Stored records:
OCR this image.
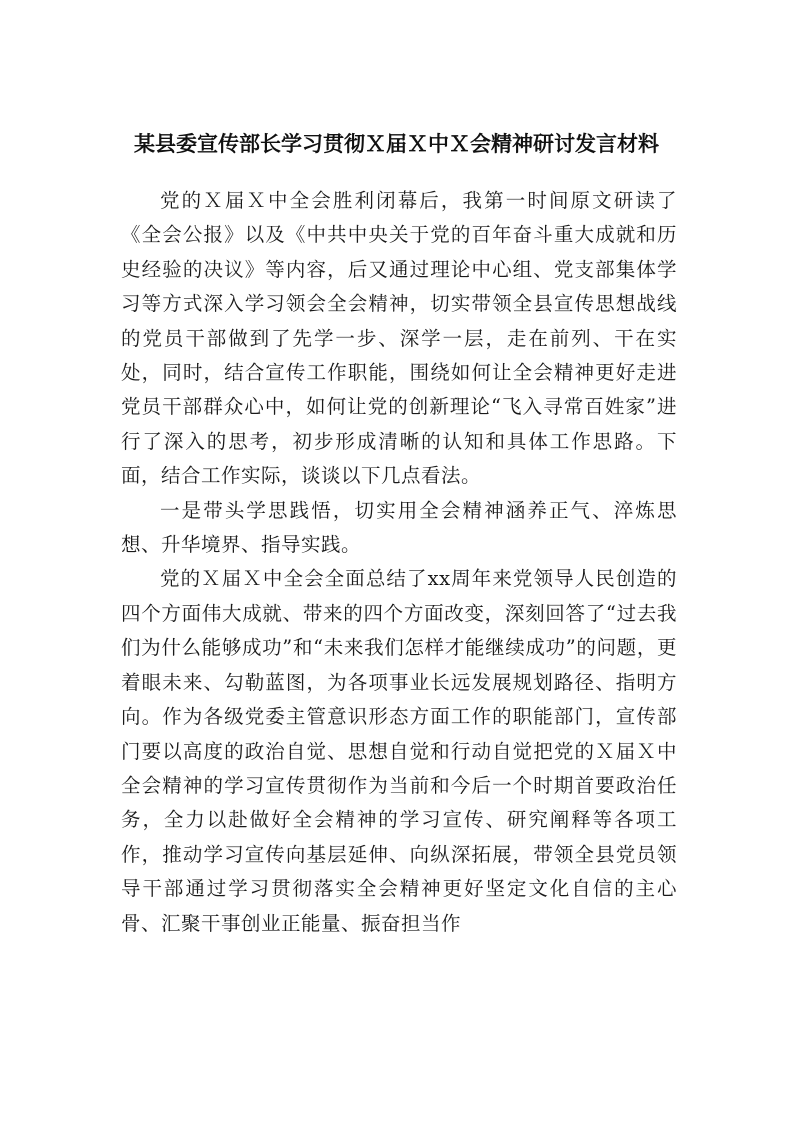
某县委宣传部长学习贯彻Ｘ届Ｘ中Ｘ会精神研讨发言材料

党的Ｘ届Ｘ中全会胜利闭幕后，我第一时间原文研读了《全会公报》以及《中共中央关于党的百年奋斗重大成就和历史经验的决议》等内容，后又通过理论中心组、党支部集体学习等方式深入学习领会全会精神，切实带领全县宣传思想战线的党员干部做到了先学一步、深学一层，走在前列、干在实处，同时，结合宣传工作职能，围绕如何让全会精神更好走进党员干部群众心中，如何让党的创新理论“飞入寻常百姓家”进行了深入的思考，初步形成清晰的认知和具体工作思路。下面，结合工作实际，谈谈以下几点看法。

一是带头学思践悟，切实用全会精神涵养正气、淬炼思想、升华境界、指导实践。

党的Ｘ届Ｘ中全会全面总结了xx周年来党领导人民创造的四个方面伟大成就、带来的四个方面改变，深刻回答了“过去我们为什么能够成功”和“未来我们怎样才能继续成功”的问题，更着眼未来、勾勒蓝图，为各项事业长远发展规划路径、指明方向。作为各级党委主管意识形态方面工作的职能部门，宣传部门要以高度的政治自觉、思想自觉和行动自觉把党的Ｘ届Ｘ中全会精神的学习宣传贯彻作为当前和今后一个时期首要政治任务，全力以赴做好全会精神的学习宣传、研究阐释等各项工作，推动学习宣传向基层延伸、向纵深拓展，带领全县党员领导干部通过学习贯彻落实全会精神更好坚定文化自信的主心骨、汇聚干事创业正能量、振奋担当作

Short task: Retype all entries exactly as they appear, dropping the images.

Result:
OCR this image.
某县委宣传部长学习贯彻Ｘ届Ｘ中Ｘ会精神研讨发言材料

党的Ｘ届Ｘ中全会胜利闭幕后，我第一时间原文研读了《全会公报》以及《中共中央关于党的百年奋斗重大成就和历史经验的决议》等内容，后又通过理论中心组、党支部集体学习等方式深入学习领会全会精神，切实带领全县宣传思想战线的党员干部做到了先学一步、深学一层，走在前列、干在实处，同时，结合宣传工作职能，围绕如何让全会精神更好走进党员干部群众心中，如何让党的创新理论“飞入寻常百姓家”进行了深入的思考，初步形成清晰的认知和具体工作思路。下面，结合工作实际，谈谈以下几点看法。

一是带头学思践悟，切实用全会精神涵养正气、淬炼思想、升华境界、指导实践。

党的Ｘ届Ｘ中全会全面总结了xx周年来党领导人民创造的四个方面伟大成就、带来的四个方面改变，深刻回答了“过去我们为什么能够成功”和“未来我们怎样才能继续成功”的问题，更着眼未来、勾勒蓝图，为各项事业长远发展规划路径、指明方向。作为各级党委主管意识形态方面工作的职能部门，宣传部门要以高度的政治自觉、思想自觉和行动自觉把党的Ｘ届Ｘ中全会精神的学习宣传贯彻作为当前和今后一个时期首要政治任务，全力以赴做好全会精神的学习宣传、研究阐释等各项工作，推动学习宣传向基层延伸、向纵深拓展，带领全县党员领导干部通过学习贯彻落实全会精神更好坚定文化自信的主心骨、汇聚干事创业正能量、振奋担当作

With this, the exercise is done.